-- start The data --

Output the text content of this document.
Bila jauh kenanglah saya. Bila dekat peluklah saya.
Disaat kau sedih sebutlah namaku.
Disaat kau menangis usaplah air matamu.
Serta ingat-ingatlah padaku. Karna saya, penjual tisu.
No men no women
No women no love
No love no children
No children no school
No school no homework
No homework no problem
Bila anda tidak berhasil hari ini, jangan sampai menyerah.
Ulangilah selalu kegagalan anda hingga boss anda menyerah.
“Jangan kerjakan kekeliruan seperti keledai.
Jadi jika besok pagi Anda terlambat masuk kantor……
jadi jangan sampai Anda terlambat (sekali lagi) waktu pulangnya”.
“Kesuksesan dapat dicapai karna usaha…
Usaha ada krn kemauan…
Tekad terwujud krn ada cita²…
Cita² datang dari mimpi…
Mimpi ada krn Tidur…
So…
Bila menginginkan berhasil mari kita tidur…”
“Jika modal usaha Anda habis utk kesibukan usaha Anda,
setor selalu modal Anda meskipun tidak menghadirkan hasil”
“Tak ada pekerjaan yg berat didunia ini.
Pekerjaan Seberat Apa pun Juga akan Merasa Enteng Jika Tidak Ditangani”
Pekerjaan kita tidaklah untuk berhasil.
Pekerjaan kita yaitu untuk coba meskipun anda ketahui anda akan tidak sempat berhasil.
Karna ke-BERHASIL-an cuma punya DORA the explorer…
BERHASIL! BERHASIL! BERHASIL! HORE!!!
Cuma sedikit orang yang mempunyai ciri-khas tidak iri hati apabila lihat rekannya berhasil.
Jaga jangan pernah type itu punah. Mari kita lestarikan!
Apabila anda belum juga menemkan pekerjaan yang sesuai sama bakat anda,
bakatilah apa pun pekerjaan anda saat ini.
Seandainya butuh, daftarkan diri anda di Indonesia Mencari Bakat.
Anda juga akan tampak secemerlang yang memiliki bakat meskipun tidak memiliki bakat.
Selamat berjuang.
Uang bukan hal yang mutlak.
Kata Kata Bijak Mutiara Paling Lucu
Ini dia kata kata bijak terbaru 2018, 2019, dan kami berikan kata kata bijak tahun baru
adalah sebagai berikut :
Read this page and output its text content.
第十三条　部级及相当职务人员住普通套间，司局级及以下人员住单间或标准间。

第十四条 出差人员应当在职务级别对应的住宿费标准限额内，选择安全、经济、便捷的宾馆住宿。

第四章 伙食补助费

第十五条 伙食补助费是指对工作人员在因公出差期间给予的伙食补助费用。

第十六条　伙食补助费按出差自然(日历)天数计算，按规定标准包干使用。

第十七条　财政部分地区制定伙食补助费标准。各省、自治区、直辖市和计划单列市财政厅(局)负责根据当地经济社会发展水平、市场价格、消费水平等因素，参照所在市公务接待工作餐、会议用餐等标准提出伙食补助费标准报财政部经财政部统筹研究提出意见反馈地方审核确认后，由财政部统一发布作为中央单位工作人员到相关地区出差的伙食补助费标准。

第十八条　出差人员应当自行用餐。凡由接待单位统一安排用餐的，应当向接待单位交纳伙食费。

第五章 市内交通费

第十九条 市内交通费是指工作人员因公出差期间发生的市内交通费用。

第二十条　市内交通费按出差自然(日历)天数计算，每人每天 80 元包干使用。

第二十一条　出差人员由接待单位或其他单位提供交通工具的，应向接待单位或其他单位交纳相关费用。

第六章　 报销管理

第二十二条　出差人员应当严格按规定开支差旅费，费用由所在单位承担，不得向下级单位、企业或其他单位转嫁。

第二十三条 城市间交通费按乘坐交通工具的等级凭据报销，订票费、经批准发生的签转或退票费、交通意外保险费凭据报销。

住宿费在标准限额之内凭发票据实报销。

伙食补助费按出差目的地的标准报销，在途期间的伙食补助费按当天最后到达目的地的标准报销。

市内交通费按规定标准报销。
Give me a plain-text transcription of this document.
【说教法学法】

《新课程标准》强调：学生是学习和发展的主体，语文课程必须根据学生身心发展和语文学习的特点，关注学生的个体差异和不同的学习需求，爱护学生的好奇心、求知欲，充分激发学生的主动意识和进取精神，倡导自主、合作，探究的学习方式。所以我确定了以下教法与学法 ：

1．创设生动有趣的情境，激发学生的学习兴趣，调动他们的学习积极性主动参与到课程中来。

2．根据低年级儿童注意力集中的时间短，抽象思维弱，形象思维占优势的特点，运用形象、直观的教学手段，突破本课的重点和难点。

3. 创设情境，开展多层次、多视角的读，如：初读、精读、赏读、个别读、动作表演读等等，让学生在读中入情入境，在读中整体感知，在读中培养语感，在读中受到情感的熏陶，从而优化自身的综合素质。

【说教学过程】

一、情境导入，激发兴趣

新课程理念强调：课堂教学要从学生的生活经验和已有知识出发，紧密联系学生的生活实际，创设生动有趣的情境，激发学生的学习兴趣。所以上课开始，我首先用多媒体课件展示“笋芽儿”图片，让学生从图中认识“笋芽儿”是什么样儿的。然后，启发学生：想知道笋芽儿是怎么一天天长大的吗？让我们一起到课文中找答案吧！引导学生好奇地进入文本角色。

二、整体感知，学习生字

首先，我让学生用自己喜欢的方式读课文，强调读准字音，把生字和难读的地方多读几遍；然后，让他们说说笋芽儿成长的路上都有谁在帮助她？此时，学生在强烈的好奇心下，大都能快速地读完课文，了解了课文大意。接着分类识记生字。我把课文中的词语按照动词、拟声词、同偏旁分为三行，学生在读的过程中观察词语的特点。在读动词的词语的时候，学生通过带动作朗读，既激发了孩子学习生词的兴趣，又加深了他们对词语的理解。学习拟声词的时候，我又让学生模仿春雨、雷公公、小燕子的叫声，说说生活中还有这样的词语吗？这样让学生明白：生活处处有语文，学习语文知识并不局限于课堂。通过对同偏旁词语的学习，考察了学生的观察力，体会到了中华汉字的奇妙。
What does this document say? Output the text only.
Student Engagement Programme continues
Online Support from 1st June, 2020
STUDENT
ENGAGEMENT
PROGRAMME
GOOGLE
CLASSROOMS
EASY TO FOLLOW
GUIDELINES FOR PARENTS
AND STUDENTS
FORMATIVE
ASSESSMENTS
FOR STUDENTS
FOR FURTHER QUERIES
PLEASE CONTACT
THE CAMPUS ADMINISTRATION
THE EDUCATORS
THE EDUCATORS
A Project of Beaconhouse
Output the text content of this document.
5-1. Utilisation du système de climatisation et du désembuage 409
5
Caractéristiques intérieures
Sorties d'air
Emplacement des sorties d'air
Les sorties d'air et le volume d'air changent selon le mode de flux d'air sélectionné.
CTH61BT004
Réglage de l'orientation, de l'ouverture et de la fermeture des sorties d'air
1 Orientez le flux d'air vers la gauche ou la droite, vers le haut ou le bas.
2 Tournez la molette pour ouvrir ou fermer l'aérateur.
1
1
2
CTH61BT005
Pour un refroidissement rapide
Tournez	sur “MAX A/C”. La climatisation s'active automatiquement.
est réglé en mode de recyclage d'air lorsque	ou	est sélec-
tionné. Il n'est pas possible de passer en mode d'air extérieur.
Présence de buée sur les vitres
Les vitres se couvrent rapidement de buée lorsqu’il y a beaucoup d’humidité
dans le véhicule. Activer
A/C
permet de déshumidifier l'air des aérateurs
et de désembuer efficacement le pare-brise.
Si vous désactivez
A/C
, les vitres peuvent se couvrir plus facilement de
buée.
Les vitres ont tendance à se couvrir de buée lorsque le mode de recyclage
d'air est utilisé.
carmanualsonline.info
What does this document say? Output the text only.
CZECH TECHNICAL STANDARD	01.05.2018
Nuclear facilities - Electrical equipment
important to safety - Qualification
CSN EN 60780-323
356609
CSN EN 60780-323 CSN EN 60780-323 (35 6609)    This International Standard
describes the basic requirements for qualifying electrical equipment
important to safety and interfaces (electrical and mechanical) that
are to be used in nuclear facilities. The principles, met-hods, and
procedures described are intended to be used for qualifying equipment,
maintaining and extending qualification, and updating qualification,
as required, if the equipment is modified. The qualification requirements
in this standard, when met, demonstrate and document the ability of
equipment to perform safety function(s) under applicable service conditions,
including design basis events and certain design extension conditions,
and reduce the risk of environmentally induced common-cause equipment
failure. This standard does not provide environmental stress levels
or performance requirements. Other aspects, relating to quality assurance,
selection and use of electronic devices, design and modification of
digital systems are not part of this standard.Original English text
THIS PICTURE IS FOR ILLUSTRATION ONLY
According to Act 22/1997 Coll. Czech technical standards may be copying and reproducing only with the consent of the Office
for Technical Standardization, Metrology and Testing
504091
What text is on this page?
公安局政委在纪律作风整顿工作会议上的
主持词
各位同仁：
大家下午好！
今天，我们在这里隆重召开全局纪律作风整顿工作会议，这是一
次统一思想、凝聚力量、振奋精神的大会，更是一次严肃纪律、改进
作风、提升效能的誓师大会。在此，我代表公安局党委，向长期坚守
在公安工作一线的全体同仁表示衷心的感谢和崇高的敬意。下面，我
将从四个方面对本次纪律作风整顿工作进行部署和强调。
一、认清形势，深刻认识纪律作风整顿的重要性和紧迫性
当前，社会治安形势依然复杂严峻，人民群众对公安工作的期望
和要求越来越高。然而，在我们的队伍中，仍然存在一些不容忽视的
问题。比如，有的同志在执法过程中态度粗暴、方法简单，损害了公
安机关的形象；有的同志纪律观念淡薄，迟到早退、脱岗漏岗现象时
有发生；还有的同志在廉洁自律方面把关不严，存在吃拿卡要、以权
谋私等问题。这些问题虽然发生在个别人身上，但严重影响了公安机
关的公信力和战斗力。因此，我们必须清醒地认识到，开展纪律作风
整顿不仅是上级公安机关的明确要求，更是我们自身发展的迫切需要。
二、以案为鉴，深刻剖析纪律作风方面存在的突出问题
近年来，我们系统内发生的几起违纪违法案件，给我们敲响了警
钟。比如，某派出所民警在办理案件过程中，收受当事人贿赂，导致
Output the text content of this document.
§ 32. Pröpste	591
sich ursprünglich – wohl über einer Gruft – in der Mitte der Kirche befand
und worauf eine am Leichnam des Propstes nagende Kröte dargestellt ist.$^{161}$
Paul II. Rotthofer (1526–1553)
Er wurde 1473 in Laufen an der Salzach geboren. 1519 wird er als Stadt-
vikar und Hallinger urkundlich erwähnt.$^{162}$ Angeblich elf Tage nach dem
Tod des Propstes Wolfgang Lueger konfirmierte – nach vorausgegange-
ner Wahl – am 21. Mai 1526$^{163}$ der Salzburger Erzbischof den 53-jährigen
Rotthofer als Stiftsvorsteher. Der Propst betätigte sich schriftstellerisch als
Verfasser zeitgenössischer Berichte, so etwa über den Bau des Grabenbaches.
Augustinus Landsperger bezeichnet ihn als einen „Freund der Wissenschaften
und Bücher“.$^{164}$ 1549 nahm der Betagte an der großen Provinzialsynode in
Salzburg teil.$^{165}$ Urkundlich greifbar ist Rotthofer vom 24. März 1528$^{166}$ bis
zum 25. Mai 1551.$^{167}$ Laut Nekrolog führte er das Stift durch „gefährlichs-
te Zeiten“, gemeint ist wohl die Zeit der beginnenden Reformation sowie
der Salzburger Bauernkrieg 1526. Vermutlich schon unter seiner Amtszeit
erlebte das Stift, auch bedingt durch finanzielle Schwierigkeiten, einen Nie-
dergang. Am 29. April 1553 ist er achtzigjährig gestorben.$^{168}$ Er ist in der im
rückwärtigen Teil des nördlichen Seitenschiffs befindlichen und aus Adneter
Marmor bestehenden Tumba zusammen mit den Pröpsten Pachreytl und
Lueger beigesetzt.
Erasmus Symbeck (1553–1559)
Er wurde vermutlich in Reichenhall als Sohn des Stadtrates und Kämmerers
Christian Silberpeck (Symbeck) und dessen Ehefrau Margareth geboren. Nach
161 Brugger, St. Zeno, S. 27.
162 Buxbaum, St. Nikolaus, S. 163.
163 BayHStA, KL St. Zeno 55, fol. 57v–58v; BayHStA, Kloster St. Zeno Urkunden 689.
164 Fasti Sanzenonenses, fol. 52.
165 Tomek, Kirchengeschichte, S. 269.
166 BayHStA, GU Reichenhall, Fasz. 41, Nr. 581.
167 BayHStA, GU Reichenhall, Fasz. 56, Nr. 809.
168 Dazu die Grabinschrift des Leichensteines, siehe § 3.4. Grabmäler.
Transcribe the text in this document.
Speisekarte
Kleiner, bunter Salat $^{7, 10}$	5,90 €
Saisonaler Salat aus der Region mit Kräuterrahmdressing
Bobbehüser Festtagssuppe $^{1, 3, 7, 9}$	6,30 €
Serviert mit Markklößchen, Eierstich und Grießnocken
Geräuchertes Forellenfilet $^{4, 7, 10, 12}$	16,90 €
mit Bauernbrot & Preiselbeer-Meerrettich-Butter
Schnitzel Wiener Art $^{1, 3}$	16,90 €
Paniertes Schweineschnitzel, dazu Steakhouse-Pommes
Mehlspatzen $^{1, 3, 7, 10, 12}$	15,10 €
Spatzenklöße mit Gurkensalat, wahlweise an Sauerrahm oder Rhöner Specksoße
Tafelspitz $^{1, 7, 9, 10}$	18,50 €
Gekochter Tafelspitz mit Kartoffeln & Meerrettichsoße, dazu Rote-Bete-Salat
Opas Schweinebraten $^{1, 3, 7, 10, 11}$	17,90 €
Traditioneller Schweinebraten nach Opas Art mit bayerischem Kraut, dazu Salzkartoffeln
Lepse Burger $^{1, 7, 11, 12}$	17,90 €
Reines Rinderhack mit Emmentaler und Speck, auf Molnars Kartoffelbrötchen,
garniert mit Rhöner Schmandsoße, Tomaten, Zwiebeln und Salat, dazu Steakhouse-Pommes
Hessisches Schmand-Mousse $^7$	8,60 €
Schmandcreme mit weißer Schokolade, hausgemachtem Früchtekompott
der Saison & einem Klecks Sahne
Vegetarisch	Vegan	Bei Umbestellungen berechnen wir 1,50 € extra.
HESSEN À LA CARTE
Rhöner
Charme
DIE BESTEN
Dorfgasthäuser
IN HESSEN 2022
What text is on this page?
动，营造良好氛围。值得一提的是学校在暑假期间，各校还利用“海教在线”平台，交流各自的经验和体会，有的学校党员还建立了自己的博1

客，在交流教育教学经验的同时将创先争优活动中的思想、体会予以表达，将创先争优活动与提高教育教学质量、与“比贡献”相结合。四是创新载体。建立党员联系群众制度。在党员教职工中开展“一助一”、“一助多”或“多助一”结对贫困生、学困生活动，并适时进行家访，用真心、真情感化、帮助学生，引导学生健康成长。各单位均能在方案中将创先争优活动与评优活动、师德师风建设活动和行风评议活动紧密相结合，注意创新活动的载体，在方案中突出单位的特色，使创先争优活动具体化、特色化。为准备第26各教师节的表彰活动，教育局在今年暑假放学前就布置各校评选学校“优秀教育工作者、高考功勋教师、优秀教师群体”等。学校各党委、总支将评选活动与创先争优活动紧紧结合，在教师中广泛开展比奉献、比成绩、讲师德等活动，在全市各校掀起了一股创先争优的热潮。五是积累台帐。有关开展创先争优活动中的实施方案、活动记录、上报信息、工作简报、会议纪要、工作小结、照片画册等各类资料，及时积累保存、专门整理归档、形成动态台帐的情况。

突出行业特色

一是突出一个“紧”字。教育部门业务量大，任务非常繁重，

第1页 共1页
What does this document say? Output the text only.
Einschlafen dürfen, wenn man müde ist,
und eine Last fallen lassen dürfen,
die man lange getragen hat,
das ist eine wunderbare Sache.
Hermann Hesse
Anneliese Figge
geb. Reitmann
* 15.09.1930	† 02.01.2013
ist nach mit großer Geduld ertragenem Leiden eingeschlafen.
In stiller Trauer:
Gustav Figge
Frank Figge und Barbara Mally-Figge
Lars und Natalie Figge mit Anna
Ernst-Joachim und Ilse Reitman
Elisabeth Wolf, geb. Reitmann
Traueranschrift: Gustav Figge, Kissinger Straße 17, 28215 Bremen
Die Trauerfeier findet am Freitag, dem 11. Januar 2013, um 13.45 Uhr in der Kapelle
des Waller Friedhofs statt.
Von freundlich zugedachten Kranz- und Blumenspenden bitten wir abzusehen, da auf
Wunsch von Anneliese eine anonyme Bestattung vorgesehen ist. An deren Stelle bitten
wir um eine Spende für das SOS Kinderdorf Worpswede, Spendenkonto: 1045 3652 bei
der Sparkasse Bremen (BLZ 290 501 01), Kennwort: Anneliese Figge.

-- end The data --

→ Task goal
Copy every line of the entries above in which "Anneliese" occurs.

→ Final result
Anneliese Figge
Wunsch von Anneliese eine anonyme Bestattung vorgesehen ist. An deren Stelle bitten
der Sparkasse Bremen (BLZ 290 501 01), Kennwort: Anneliese Figge.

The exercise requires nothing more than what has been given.